[start]
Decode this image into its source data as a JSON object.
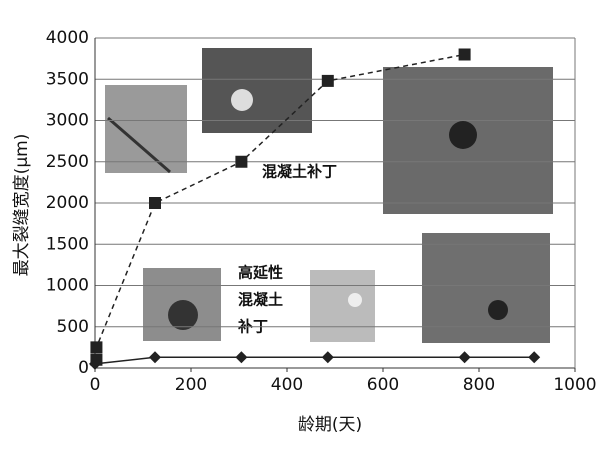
{
  "chart_data": {
    "type": "scatter",
    "x_label": "龄期(天)",
    "y_label": "最大裂缝宽度(μm)",
    "xlim": [
      0,
      1000
    ],
    "xticks": [
      0,
      200,
      400,
      600,
      800,
      1000
    ],
    "ylim": [
      0,
      4000
    ],
    "yticks": [
      0,
      500,
      1000,
      1500,
      2000,
      2500,
      3000,
      3500,
      4000
    ],
    "grid": true,
    "series": [
      {
        "color": "#222222",
        "marker": "square",
        "line": "dashed",
        "x": [
          3,
          3,
          125,
          305,
          485,
          770
        ],
        "values": [
          100,
          250,
          2000,
          2500,
          3480,
          3800
        ]
      },
      {
        "color": "#222222",
        "marker": "diamond",
        "line": "solid",
        "x": [
          0,
          125,
          305,
          485,
          770,
          915
        ],
        "values": [
          50,
          130,
          130,
          130,
          130,
          130
        ]
      }
    ],
    "annotations": [
      "混凝土补丁",
      "高延性",
      "混凝土",
      "补丁"
    ]
  }
}
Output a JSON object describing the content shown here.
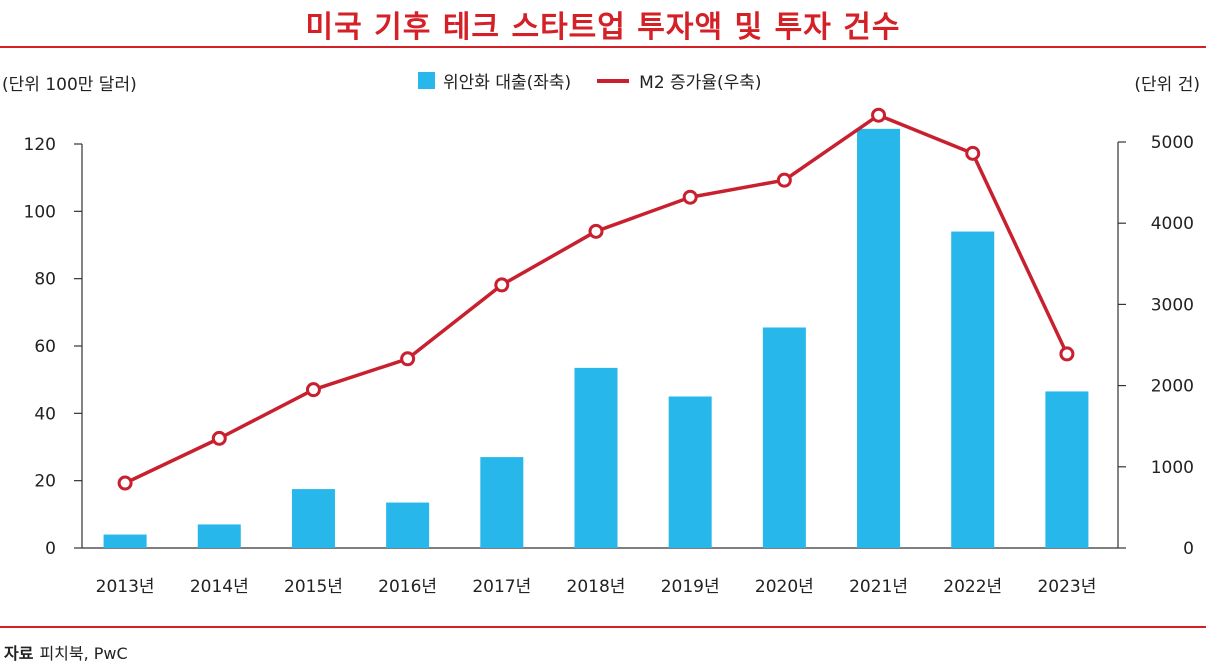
{
  "title": "미국 기후 테크 스타트업 투자액 및 투자 건수",
  "left_unit": "(단위 100만 달러)",
  "right_unit": "(단위 건)",
  "legend": {
    "bar": "위안화 대출(좌축)",
    "line": "M2 증가율(우축)"
  },
  "source": {
    "label": "자료",
    "text": "피치북, PwC"
  },
  "colors": {
    "bar": "#27b7ea",
    "line": "#c8202e",
    "title": "#d42127"
  },
  "chart_data": {
    "type": "bar+line",
    "categories": [
      "2013년",
      "2014년",
      "2015년",
      "2016년",
      "2017년",
      "2018년",
      "2019년",
      "2020년",
      "2021년",
      "2022년",
      "2023년"
    ],
    "series": [
      {
        "name": "위안화 대출(좌축)",
        "axis": "left",
        "kind": "bar",
        "values": [
          4,
          7,
          17.5,
          13.5,
          27,
          53.5,
          45,
          65.5,
          124.5,
          94,
          46.5
        ]
      },
      {
        "name": "M2 증가율(우축)",
        "axis": "right",
        "kind": "line",
        "values": [
          800,
          1350,
          1950,
          2330,
          3240,
          3900,
          4320,
          4530,
          5330,
          4860,
          2390
        ]
      }
    ],
    "left_axis": {
      "ylim": [
        0,
        120
      ],
      "ticks": [
        "0",
        "20",
        "40",
        "60",
        "80",
        "100",
        "120"
      ]
    },
    "right_axis": {
      "ylim": [
        0,
        5000
      ],
      "ticks": [
        "0",
        "1000",
        "2000",
        "3000",
        "4000",
        "5000"
      ]
    }
  }
}
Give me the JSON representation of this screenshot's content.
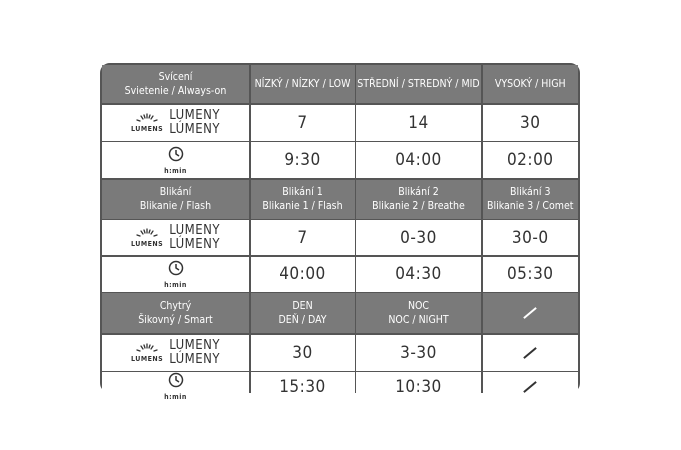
{
  "lumens_icon_label": "LUMENS",
  "lumens_words": [
    "LUMENY",
    "LÚMENY"
  ],
  "time_icon_label": "h:min",
  "sections": [
    {
      "name": [
        "Svícení",
        "Svietenie / Always-on"
      ],
      "modes": [
        [
          "NÍZKÝ / NÍZKY / LOW"
        ],
        [
          "STŘEDNÍ / STREDNÝ / MID"
        ],
        [
          "VYSOKÝ / HIGH"
        ]
      ],
      "lumens": [
        "7",
        "14",
        "30"
      ],
      "time": [
        "9:30",
        "04:00",
        "02:00"
      ]
    },
    {
      "name": [
        "Blikání",
        "Blikanie  / Flash"
      ],
      "modes": [
        [
          "Blikání 1",
          "Blikanie 1 / Flash"
        ],
        [
          "Blikání 2",
          "Blikanie 2 / Breathe"
        ],
        [
          "Blikání 3",
          "Blikanie 3 / Comet"
        ]
      ],
      "lumens": [
        "7",
        "0-30",
        "30-0"
      ],
      "time": [
        "40:00",
        "04:30",
        "05:30"
      ]
    },
    {
      "name": [
        "Chytrý",
        "Šikovný / Smart"
      ],
      "modes": [
        [
          "DEN",
          "DEŇ / DAY"
        ],
        [
          "NOC",
          "NOC / NIGHT"
        ],
        null
      ],
      "lumens": [
        "30",
        "3-30",
        null
      ],
      "time": [
        "15:30",
        "10:30",
        null
      ]
    }
  ]
}
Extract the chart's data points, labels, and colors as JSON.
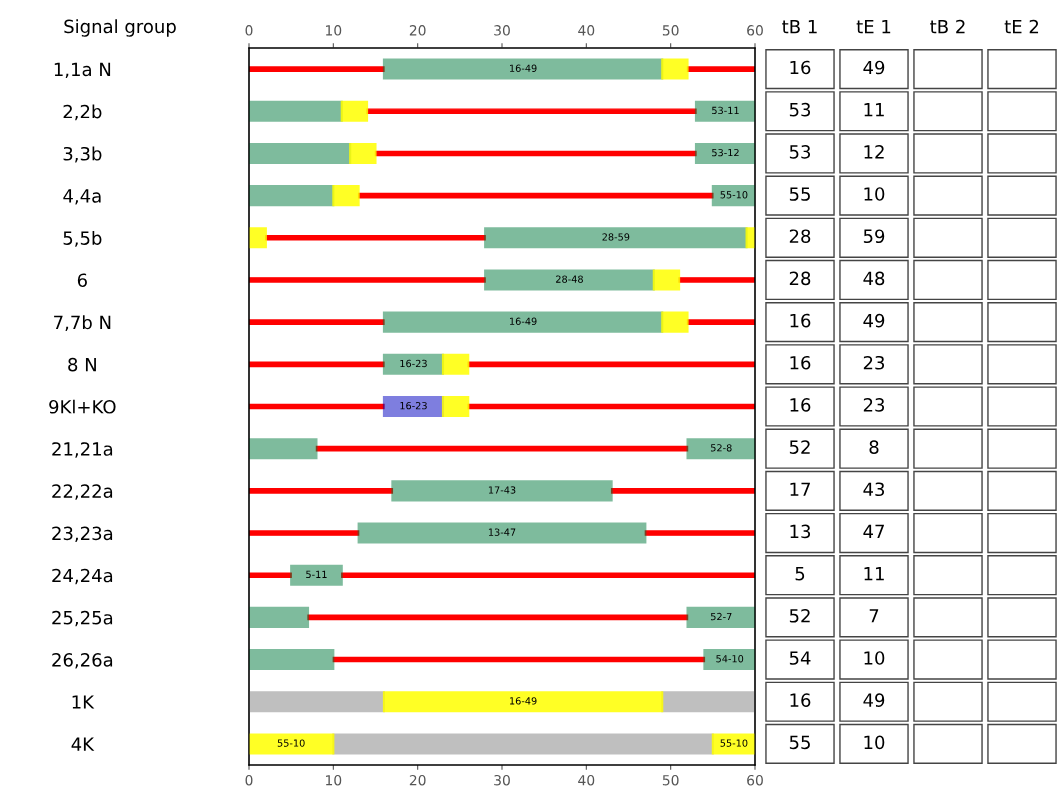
{
  "chart_data": [
    {
      "type": "bar",
      "orientation": "horizontal",
      "ylabel": "Signal group",
      "categories": [
        "1,1a N",
        "2,2b",
        "3,3b",
        "4,4a",
        "5,5b",
        "6",
        "7,7b N",
        "8 N",
        "9Kl+KO",
        "21,21a",
        "22,22a",
        "23,23a",
        "24,24a",
        "25,25a",
        "26,26a",
        "1K",
        "4K"
      ],
      "xlim": [
        0,
        60
      ],
      "xticks": [
        0,
        10,
        20,
        30,
        40,
        50,
        60
      ],
      "x2lim": [
        0,
        60
      ],
      "x2ticks": [
        0,
        10,
        20,
        30,
        40,
        50,
        60
      ],
      "series": [
        {
          "type": "bar",
          "line_style": "solid",
          "color": "#ff0000",
          "base": [
            52,
            14,
            15,
            13,
            2,
            51,
            52,
            26,
            26,
            8,
            43,
            47,
            11,
            7,
            10,
            null,
            null
          ],
          "values": [
            8,
            39,
            38,
            42,
            26,
            9,
            8,
            34,
            34,
            44,
            17,
            13,
            49,
            45,
            44,
            null,
            null
          ]
        },
        {
          "type": "bar",
          "line_style": "solid",
          "color": "#ff0000",
          "base": [
            0,
            null,
            null,
            null,
            null,
            0,
            0,
            0,
            0,
            null,
            0,
            0,
            0,
            null,
            null,
            null,
            null
          ],
          "values": [
            16,
            null,
            null,
            null,
            null,
            28,
            16,
            16,
            16,
            null,
            17,
            13,
            5,
            null,
            null,
            null,
            null
          ]
        },
        {
          "type": "bar",
          "color": "#808080",
          "base": [
            null,
            null,
            null,
            null,
            null,
            null,
            null,
            null,
            null,
            null,
            null,
            null,
            null,
            null,
            null,
            0,
            10
          ],
          "values": [
            null,
            null,
            null,
            null,
            null,
            null,
            null,
            null,
            null,
            null,
            null,
            null,
            null,
            null,
            null,
            16,
            45
          ]
        },
        {
          "type": "bar",
          "color": "#808080",
          "base": [
            null,
            null,
            null,
            null,
            null,
            null,
            null,
            null,
            null,
            null,
            null,
            null,
            null,
            null,
            null,
            49,
            null
          ],
          "values": [
            null,
            null,
            null,
            null,
            null,
            null,
            null,
            null,
            null,
            null,
            null,
            null,
            null,
            null,
            null,
            11,
            null
          ]
        },
        {
          "type": "bar",
          "color": "#007a3d",
          "colors": [
            "#007a3d",
            "#007a3d",
            "#007a3d",
            "#007a3d",
            "#007a3d",
            "#007a3d",
            "#007a3d",
            "#007a3d",
            "#0000c0",
            "#007a3d",
            "#007a3d",
            "#007a3d",
            "#007a3d",
            "#007a3d",
            "#007a3d",
            "#007a3d",
            "#007a3d"
          ],
          "base": [
            16,
            53,
            53,
            55,
            28,
            28,
            16,
            16,
            16,
            52,
            17,
            13,
            5,
            52,
            54,
            null,
            null
          ],
          "values": [
            33,
            7,
            7,
            5,
            31,
            20,
            33,
            7,
            7,
            8,
            26,
            34,
            6,
            8,
            6,
            null,
            null
          ],
          "value_labels": [
            "16-49",
            "53-11",
            "53-12",
            "55-10",
            "28-59",
            "28-48",
            "16-49",
            "16-23",
            "16-23",
            "52-8",
            "17-43",
            "13-47",
            "5-11",
            "52-7",
            "54-10",
            null,
            null
          ]
        },
        {
          "type": "bar",
          "color": "#007a3d",
          "base": [
            null,
            0,
            0,
            0,
            null,
            null,
            null,
            null,
            null,
            0,
            null,
            null,
            null,
            0,
            0,
            null,
            null
          ],
          "values": [
            null,
            11,
            12,
            10,
            null,
            null,
            null,
            null,
            null,
            8,
            null,
            null,
            null,
            7,
            10,
            null,
            null
          ]
        },
        {
          "type": "bar",
          "color": "#ffff00",
          "base": [
            49,
            11,
            12,
            10,
            59,
            48,
            49,
            23,
            23,
            null,
            null,
            null,
            null,
            null,
            null,
            16,
            55
          ],
          "values": [
            3,
            3,
            3,
            3,
            1,
            3,
            3,
            3,
            3,
            null,
            null,
            null,
            null,
            null,
            null,
            33,
            5
          ],
          "value_labels": [
            null,
            null,
            null,
            null,
            null,
            null,
            null,
            null,
            null,
            null,
            null,
            null,
            null,
            null,
            null,
            "16-49",
            "55-10"
          ]
        },
        {
          "type": "bar",
          "color": "#ffff00",
          "base": [
            null,
            null,
            null,
            null,
            0,
            null,
            null,
            null,
            null,
            null,
            null,
            null,
            null,
            null,
            null,
            null,
            0
          ],
          "values": [
            null,
            null,
            null,
            null,
            2,
            null,
            null,
            null,
            null,
            null,
            null,
            null,
            null,
            null,
            null,
            null,
            10
          ],
          "value_labels": [
            null,
            null,
            null,
            null,
            null,
            null,
            null,
            null,
            null,
            null,
            null,
            null,
            null,
            null,
            null,
            null,
            "55-10"
          ]
        }
      ]
    },
    {
      "type": "other",
      "categories": [
        "tB 1",
        "tE 1",
        "tB 2",
        "tE 2"
      ],
      "cell_labels": [
        [
          "16",
          "49",
          null,
          null
        ],
        [
          "53",
          "11",
          null,
          null
        ],
        [
          "53",
          "12",
          null,
          null
        ],
        [
          "55",
          "10",
          null,
          null
        ],
        [
          "28",
          "59",
          null,
          null
        ],
        [
          "28",
          "48",
          null,
          null
        ],
        [
          "16",
          "49",
          null,
          null
        ],
        [
          "16",
          "23",
          null,
          null
        ],
        [
          "16",
          "23",
          null,
          null
        ],
        [
          "52",
          "8",
          null,
          null
        ],
        [
          "17",
          "43",
          null,
          null
        ],
        [
          "13",
          "47",
          null,
          null
        ],
        [
          "5",
          "11",
          null,
          null
        ],
        [
          "52",
          "7",
          null,
          null
        ],
        [
          "54",
          "10",
          null,
          null
        ],
        [
          "16",
          "49",
          null,
          null
        ],
        [
          "55",
          "10",
          null,
          null
        ]
      ]
    }
  ]
}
[end]
## Short problem
Within the listing above, copy each line that has the string "content".

## Solution
Output a JSON object describing the content shown here.
Give me the JSON representation of this screenshot's content.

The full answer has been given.